▶

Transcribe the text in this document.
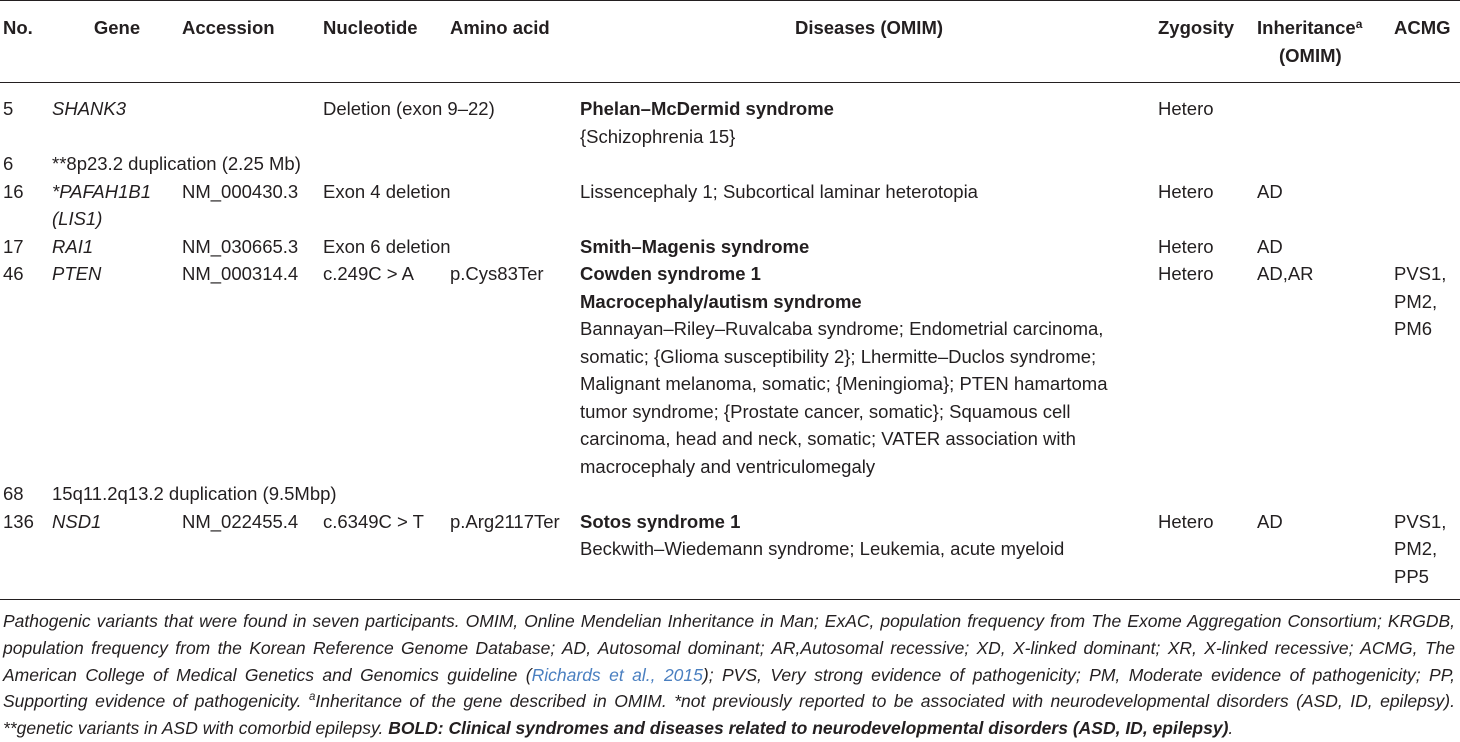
No.	Gene	Accession	Nucleotide	Amino acid	Diseases (OMIM)	Zygosity	Inheritance$^a$
(OMIM)	ACMG
5	SHANK3		Deletion (exon 9–22)		Phelan–McDermid syndrome
{Schizophrenia 15}	Hetero		
6	**8p23.2 duplication (2.25 Mb)							
16	*PAFAH1B1 (LIS1)	NM_000430.3	Exon 4 deletion		Lissencephaly 1; Subcortical laminar heterotopia	Hetero	AD	
17	RAI1	NM_030665.3	Exon 6 deletion		Smith–Magenis syndrome	Hetero	AD	
46	PTEN	NM_000314.4	c.249C > A	p.Cys83Ter	Cowden syndrome 1
Macrocephaly/autism syndrome
Bannayan–Riley–Ruvalcaba syndrome; Endometrial carcinoma, somatic; {Glioma susceptibility 2}; Lhermitte–Duclos syndrome; Malignant melanoma, somatic; {Meningioma}; PTEN hamartoma tumor syndrome; {Prostate cancer, somatic}; Squamous cell carcinoma, head and neck, somatic; VATER association with macrocephaly and ventriculomegaly	Hetero	AD,AR	PVS1, PM2, PM6
68	15q11.2q13.2 duplication (9.5Mbp)							
136	NSD1	NM_022455.4	c.6349C > T	p.Arg2117Ter	Sotos syndrome 1
Beckwith–Wiedemann syndrome; Leukemia, acute myeloid	Hetero	AD	PVS1, PM2, PP5
Pathogenic variants that were found in seven participants. OMIM, Online Mendelian Inheritance in Man; ExAC, population frequency from The Exome Aggregation Consortium; KRGDB, population frequency from the Korean Reference Genome Database; AD, Autosomal dominant; AR,Autosomal recessive; XD, X-linked dominant; XR, X-linked recessive; ACMG, The American College of Medical Genetics and Genomics guideline (Richards et al., 2015); PVS, Very strong evidence of pathogenicity; PM, Moderate evidence of pathogenicity; PP, Supporting evidence of pathogenicity. $^a$Inheritance of the gene described in OMIM. *not previously reported to be associated with neurodevelopmental disorders (ASD, ID, epilepsy). **genetic variants in ASD with comorbid epilepsy. BOLD: Clinical syndromes and diseases related to neurodevelopmental disorders (ASD, ID, epilepsy).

◀

EXERCISE GOAL:
Reproduce every entry exactly; images stay out.

EXPECTED ANSWER:
Transcribe the text in this document.
No.	Gene	Accession	Nucleotide	Amino acid	Diseases (OMIM)	Zygosity	Inheritance$^a$
(OMIM)	ACMG
5	SHANK3		Deletion (exon 9–22)		Phelan–McDermid syndrome
{Schizophrenia 15}	Hetero		
6	**8p23.2 duplication (2.25 Mb)							
16	*PAFAH1B1 (LIS1)	NM_000430.3	Exon 4 deletion		Lissencephaly 1; Subcortical laminar heterotopia	Hetero	AD	
17	RAI1	NM_030665.3	Exon 6 deletion		Smith–Magenis syndrome	Hetero	AD	
46	PTEN	NM_000314.4	c.249C > A	p.Cys83Ter	Cowden syndrome 1
Macrocephaly/autism syndrome
Bannayan–Riley–Ruvalcaba syndrome; Endometrial carcinoma, somatic; {Glioma susceptibility 2}; Lhermitte–Duclos syndrome; Malignant melanoma, somatic; {Meningioma}; PTEN hamartoma tumor syndrome; {Prostate cancer, somatic}; Squamous cell carcinoma, head and neck, somatic; VATER association with macrocephaly and ventriculomegaly	Hetero	AD,AR	PVS1, PM2, PM6
68	15q11.2q13.2 duplication (9.5Mbp)							
136	NSD1	NM_022455.4	c.6349C > T	p.Arg2117Ter	Sotos syndrome 1
Beckwith–Wiedemann syndrome; Leukemia, acute myeloid	Hetero	AD	PVS1, PM2, PP5
Pathogenic variants that were found in seven participants. OMIM, Online Mendelian Inheritance in Man; ExAC, population frequency from The Exome Aggregation Consortium; KRGDB, population frequency from the Korean Reference Genome Database; AD, Autosomal dominant; AR,Autosomal recessive; XD, X-linked dominant; XR, X-linked recessive; ACMG, The American College of Medical Genetics and Genomics guideline (Richards et al., 2015); PVS, Very strong evidence of pathogenicity; PM, Moderate evidence of pathogenicity; PP, Supporting evidence of pathogenicity. $^a$Inheritance of the gene described in OMIM. *not previously reported to be associated with neurodevelopmental disorders (ASD, ID, epilepsy). **genetic variants in ASD with comorbid epilepsy. BOLD: Clinical syndromes and diseases related to neurodevelopmental disorders (ASD, ID, epilepsy).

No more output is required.